YOUR GOAL
From the entries below, gather each line containing the word "Captain".

WORKING DATA
---

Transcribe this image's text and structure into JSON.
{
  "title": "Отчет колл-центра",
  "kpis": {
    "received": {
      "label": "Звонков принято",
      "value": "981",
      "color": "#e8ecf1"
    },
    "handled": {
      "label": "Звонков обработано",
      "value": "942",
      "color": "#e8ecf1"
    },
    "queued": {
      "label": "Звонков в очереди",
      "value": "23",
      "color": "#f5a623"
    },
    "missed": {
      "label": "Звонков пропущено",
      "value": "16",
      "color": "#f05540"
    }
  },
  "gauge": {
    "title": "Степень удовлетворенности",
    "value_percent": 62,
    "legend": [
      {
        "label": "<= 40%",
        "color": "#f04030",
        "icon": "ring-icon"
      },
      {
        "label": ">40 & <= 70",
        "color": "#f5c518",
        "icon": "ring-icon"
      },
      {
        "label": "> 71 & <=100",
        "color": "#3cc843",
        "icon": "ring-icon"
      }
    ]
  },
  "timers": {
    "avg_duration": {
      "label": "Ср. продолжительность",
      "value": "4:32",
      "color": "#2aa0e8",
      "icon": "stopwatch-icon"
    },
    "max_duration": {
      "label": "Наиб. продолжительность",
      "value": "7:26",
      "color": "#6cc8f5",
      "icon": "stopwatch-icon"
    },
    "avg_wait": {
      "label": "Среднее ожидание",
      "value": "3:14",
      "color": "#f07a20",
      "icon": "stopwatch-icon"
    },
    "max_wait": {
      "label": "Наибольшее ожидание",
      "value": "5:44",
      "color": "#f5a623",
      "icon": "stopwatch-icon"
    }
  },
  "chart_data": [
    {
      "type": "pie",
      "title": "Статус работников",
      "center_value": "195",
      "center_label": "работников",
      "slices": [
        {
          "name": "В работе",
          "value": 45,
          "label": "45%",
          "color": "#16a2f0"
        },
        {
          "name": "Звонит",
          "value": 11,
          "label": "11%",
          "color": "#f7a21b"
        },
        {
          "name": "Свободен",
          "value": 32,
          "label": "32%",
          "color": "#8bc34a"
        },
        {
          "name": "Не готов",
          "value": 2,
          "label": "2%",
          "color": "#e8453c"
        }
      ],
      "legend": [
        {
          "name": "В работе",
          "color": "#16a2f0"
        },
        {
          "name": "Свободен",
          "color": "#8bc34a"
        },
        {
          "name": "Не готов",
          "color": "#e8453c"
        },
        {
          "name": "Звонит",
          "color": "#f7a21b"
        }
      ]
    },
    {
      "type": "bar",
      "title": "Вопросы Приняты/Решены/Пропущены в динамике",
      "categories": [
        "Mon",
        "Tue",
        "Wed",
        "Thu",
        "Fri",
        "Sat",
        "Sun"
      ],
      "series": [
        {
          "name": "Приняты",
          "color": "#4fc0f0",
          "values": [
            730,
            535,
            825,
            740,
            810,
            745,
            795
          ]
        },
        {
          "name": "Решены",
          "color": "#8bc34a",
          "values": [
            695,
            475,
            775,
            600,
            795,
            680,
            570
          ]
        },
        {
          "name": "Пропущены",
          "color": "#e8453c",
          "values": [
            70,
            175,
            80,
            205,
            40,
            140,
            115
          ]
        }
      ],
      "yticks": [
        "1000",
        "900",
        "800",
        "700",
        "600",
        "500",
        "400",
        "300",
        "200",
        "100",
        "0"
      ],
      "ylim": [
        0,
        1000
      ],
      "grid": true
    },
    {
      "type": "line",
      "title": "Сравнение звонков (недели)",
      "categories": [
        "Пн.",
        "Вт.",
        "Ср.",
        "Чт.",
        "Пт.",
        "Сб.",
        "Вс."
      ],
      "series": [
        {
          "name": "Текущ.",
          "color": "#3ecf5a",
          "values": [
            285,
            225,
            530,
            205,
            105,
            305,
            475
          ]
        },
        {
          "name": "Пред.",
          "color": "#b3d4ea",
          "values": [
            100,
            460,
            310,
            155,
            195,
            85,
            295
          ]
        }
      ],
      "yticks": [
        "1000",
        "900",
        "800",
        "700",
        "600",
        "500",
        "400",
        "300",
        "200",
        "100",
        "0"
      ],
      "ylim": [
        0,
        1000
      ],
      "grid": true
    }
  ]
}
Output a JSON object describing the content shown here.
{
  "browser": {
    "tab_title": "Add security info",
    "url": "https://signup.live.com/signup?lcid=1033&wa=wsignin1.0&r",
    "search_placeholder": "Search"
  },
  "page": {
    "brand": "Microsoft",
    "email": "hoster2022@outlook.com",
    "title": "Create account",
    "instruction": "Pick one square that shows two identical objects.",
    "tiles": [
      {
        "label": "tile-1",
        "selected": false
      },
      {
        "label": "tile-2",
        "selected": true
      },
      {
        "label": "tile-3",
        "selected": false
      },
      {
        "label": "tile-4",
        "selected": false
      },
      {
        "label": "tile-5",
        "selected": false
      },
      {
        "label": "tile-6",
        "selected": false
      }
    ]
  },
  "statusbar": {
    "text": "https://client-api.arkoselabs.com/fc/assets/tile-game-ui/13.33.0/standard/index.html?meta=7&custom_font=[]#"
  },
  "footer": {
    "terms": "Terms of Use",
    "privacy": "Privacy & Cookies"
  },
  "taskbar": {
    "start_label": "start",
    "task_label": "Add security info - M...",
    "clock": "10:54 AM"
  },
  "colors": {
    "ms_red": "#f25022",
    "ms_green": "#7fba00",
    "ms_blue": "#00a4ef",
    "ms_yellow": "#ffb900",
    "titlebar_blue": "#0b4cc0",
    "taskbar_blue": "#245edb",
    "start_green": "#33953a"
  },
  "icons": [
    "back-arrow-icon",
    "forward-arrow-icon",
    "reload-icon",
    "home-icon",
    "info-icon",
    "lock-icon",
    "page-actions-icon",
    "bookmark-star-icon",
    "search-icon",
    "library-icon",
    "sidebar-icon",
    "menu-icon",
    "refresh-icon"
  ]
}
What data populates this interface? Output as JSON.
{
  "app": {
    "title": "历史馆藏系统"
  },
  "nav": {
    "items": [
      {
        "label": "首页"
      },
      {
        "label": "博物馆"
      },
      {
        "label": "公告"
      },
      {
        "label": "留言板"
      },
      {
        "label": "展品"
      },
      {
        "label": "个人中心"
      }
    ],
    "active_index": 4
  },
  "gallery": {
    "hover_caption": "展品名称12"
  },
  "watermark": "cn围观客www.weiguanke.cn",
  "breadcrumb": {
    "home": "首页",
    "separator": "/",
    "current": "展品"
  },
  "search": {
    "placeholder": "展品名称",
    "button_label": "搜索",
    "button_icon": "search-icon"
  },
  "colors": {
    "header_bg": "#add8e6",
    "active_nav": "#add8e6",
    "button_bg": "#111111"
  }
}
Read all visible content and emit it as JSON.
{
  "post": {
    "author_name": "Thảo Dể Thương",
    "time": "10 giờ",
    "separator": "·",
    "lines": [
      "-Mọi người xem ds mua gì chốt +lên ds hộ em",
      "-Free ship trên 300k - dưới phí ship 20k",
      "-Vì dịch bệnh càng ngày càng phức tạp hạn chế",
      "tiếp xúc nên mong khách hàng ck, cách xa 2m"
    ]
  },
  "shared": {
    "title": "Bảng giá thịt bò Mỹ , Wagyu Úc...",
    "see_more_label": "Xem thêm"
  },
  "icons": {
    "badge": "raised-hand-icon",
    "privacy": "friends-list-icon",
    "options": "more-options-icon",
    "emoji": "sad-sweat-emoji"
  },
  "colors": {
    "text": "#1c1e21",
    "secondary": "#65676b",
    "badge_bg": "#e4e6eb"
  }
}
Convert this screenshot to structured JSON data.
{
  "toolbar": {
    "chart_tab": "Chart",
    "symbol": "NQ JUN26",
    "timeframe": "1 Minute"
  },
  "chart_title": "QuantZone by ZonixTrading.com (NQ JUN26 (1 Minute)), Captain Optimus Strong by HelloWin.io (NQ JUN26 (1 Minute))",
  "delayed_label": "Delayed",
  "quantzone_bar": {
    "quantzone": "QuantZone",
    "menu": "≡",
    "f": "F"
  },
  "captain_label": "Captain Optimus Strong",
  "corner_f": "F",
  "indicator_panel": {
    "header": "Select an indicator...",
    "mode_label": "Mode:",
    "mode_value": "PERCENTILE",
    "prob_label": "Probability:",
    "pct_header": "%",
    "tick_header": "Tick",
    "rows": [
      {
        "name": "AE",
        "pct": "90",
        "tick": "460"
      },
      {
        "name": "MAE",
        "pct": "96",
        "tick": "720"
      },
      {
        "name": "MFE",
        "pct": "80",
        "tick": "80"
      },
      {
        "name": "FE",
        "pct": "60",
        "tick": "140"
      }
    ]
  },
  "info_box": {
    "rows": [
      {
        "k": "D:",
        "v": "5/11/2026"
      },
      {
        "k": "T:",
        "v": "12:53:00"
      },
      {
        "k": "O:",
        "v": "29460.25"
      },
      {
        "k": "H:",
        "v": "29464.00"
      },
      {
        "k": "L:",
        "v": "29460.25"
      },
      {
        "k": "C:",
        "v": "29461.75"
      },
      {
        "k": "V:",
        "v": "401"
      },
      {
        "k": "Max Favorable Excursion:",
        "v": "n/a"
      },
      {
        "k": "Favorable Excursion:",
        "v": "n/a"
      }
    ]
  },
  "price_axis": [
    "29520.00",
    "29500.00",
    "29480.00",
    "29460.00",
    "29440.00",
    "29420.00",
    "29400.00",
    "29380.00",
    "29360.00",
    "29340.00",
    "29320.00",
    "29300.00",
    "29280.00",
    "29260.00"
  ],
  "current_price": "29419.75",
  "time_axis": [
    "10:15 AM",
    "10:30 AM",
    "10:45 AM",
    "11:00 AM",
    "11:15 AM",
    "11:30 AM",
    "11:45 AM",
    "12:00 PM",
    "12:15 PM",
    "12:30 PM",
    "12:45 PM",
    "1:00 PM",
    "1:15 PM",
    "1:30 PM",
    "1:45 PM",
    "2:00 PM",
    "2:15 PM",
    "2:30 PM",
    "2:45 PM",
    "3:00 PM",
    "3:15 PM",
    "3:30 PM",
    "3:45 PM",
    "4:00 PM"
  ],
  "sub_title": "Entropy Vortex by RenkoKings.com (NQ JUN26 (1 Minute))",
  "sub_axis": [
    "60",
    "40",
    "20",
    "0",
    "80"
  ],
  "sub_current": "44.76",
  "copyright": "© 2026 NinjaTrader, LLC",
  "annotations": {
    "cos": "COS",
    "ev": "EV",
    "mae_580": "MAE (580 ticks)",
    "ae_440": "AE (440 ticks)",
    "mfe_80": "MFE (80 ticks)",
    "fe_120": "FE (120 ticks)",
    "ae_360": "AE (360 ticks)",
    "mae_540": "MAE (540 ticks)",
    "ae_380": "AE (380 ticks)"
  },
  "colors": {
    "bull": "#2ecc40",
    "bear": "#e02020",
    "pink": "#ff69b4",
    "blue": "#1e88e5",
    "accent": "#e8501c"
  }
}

---

FULL RESPONSE
  "chart_title": "QuantZone by ZonixTrading.com (NQ JUN26 (1 Minute)), Captain Optimus Strong by HelloWin.io (NQ JUN26 (1 Minute))",
  "captain_label": "Captain Optimus Strong",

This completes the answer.